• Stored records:
--- START ---

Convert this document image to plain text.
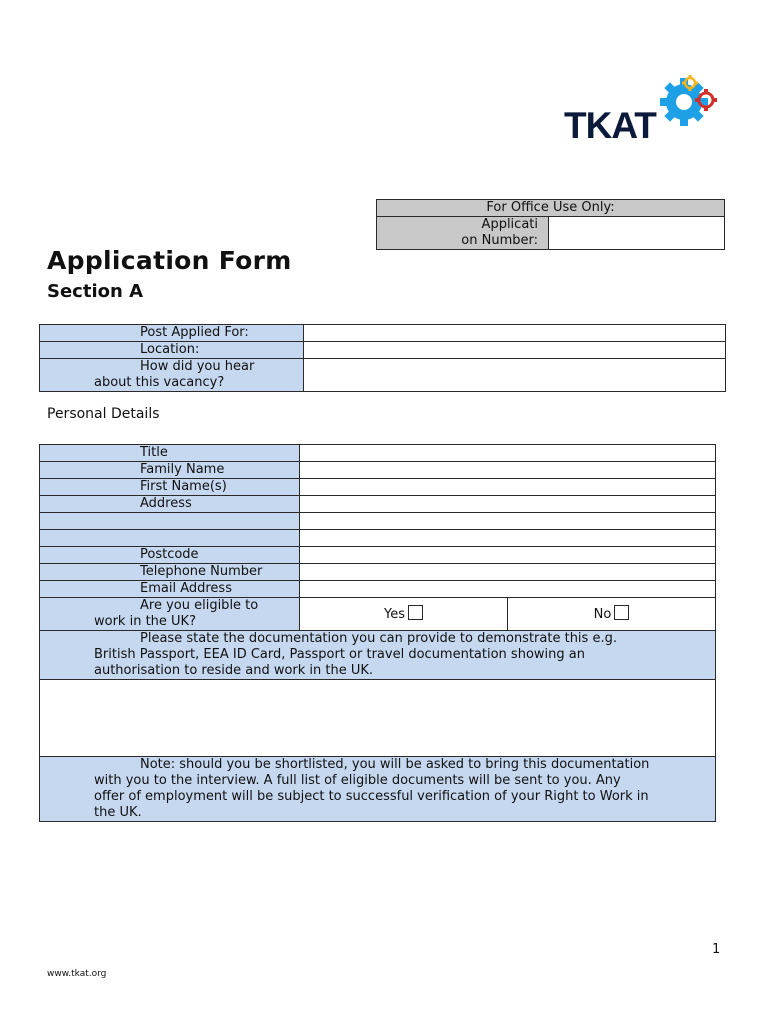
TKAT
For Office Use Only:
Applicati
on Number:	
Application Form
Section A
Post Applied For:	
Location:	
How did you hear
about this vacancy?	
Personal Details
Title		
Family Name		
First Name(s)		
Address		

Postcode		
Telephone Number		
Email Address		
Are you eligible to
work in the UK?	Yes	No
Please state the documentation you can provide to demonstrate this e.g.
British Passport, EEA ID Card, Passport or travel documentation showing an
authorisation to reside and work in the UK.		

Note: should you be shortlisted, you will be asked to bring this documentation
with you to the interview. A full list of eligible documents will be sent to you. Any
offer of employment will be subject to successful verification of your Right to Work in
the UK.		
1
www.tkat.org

--- END ---

• Short exercise: Omit the pictures and reproduce the listing exactly.

• Solution for this problem:
Convert this document image to plain text.
TKAT
For Office Use Only:
Applicati
on Number:	
Application Form
Section A
Post Applied For:	
Location:	
How did you hear
about this vacancy?	
Personal Details
Title		
Family Name		
First Name(s)		
Address		

Postcode		
Telephone Number		
Email Address		
Are you eligible to
work in the UK?	Yes	No
Please state the documentation you can provide to demonstrate this e.g.
British Passport, EEA ID Card, Passport or travel documentation showing an
authorisation to reside and work in the UK.		

Note: should you be shortlisted, you will be asked to bring this documentation
with you to the interview. A full list of eligible documents will be sent to you. Any
offer of employment will be subject to successful verification of your Right to Work in
the UK.		
1
www.tkat.org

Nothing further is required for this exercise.